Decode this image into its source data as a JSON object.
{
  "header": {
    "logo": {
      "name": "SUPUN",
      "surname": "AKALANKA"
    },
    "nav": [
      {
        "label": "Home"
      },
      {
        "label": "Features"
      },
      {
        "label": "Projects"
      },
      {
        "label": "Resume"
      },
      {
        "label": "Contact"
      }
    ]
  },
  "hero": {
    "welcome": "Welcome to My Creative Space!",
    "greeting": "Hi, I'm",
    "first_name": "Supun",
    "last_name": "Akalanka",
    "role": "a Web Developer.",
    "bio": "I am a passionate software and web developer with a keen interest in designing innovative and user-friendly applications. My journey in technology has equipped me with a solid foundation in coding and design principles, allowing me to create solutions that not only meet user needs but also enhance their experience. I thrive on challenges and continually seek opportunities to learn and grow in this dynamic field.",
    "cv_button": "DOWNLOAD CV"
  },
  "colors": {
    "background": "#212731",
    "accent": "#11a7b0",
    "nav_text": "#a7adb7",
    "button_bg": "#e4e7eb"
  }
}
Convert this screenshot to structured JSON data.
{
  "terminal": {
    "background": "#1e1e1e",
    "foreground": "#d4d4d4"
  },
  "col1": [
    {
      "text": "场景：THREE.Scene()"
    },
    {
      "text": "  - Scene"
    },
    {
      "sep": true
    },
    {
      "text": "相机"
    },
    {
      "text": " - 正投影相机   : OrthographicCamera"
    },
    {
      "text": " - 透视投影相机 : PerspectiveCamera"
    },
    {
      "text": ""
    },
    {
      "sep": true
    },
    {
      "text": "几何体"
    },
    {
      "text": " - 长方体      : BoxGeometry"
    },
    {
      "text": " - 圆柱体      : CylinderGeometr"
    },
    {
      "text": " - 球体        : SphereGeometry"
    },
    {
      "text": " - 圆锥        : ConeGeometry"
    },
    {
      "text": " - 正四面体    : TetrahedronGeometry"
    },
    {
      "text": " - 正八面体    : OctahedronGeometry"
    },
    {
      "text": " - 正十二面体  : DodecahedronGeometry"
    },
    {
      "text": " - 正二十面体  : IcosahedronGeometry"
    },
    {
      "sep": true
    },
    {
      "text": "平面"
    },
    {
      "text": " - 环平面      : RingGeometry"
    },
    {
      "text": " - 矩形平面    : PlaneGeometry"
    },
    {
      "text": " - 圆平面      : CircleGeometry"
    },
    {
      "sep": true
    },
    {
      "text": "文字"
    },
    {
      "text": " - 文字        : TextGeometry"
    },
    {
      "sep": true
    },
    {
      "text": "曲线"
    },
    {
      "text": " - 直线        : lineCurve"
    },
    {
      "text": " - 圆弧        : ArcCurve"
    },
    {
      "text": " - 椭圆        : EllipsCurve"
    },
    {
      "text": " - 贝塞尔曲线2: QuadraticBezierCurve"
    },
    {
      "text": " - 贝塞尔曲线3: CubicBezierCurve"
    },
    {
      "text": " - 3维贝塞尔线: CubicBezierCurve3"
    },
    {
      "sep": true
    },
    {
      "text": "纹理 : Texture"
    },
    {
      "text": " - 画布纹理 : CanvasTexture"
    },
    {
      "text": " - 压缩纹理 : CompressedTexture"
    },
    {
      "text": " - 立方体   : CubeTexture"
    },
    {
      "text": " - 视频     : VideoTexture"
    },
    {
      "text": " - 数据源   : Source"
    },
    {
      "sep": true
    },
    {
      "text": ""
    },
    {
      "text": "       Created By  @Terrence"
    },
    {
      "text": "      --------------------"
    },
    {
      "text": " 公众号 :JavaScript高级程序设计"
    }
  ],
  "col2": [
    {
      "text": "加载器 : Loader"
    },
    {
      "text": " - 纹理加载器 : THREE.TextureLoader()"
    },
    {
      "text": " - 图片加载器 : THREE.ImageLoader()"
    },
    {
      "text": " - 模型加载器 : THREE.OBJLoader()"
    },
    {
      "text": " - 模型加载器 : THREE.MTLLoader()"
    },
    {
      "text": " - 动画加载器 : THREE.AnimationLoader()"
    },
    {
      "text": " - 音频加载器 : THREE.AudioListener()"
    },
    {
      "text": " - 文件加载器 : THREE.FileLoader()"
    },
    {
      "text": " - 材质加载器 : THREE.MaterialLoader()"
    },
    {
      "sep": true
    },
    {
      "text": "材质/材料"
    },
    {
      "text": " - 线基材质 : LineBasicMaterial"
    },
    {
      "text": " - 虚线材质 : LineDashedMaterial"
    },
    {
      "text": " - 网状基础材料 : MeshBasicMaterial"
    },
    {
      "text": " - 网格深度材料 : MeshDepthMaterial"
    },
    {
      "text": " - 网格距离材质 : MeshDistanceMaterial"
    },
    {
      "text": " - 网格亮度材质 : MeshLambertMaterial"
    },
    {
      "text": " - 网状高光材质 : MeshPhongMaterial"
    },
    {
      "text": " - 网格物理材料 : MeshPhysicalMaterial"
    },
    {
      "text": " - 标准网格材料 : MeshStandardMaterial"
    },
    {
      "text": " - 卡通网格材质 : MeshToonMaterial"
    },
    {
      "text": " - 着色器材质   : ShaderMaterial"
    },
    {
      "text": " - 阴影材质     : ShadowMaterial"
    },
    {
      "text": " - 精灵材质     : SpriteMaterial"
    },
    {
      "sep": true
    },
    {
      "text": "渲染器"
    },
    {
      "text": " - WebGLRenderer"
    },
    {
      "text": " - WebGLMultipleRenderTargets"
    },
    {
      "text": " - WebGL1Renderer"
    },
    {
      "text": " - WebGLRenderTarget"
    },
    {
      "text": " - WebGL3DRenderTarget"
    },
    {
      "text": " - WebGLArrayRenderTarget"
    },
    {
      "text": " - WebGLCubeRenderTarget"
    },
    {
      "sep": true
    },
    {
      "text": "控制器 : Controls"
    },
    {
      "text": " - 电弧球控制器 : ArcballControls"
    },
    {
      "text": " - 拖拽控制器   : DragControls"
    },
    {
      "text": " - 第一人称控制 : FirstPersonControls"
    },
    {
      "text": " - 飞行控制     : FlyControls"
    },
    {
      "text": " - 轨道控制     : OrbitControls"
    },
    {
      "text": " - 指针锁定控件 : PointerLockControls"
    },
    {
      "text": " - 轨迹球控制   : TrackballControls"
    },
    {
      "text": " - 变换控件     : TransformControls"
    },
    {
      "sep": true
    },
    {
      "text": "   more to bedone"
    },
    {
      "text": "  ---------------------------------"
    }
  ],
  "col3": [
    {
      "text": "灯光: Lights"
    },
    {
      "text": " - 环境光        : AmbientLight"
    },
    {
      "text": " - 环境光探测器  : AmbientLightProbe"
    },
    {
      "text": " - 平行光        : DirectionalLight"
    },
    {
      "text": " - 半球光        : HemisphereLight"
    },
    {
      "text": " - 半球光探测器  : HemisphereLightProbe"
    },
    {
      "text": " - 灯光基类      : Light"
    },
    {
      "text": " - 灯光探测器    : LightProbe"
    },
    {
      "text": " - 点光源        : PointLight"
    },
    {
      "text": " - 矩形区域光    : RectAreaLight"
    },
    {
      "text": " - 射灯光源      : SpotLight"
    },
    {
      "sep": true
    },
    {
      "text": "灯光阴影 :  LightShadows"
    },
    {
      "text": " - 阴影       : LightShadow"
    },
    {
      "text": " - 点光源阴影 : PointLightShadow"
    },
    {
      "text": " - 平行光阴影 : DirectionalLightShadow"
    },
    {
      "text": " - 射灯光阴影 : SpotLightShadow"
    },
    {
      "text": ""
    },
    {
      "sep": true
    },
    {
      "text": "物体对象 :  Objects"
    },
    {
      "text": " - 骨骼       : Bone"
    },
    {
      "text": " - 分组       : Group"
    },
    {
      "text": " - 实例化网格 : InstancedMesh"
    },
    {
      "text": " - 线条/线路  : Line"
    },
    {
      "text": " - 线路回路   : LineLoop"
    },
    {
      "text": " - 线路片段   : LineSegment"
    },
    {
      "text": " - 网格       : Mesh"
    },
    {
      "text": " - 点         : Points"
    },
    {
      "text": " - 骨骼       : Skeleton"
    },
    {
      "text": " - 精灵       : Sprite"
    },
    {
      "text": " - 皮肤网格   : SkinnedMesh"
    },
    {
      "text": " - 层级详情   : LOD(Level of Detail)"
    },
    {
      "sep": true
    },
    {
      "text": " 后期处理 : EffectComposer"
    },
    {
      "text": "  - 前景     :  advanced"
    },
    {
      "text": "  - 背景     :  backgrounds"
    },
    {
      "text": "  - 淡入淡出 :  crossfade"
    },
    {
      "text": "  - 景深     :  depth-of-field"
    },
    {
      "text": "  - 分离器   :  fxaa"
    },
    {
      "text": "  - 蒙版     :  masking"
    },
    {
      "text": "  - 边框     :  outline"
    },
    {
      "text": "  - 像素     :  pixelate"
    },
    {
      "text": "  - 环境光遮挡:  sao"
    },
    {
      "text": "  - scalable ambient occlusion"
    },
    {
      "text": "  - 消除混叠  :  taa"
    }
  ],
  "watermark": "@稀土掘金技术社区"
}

+---+

WRITTEN INSTRUCTION
Check each line above for "THREE" and return the ones that have it.

EXERCISE RESULT
      "text": "场景：THREE.Scene()"
      "text": " - 纹理加载器 : THREE.TextureLoader()"
      "text": " - 图片加载器 : THREE.ImageLoader()"
      "text": " - 模型加载器 : THREE.OBJLoader()"
      "text": " - 模型加载器 : THREE.MTLLoader()"
      "text": " - 动画加载器 : THREE.AnimationLoader()"
      "text": " - 音频加载器 : THREE.AudioListener()"
      "text": " - 文件加载器 : THREE.FileLoader()"
      "text": " - 材质加载器 : THREE.MaterialLoader()"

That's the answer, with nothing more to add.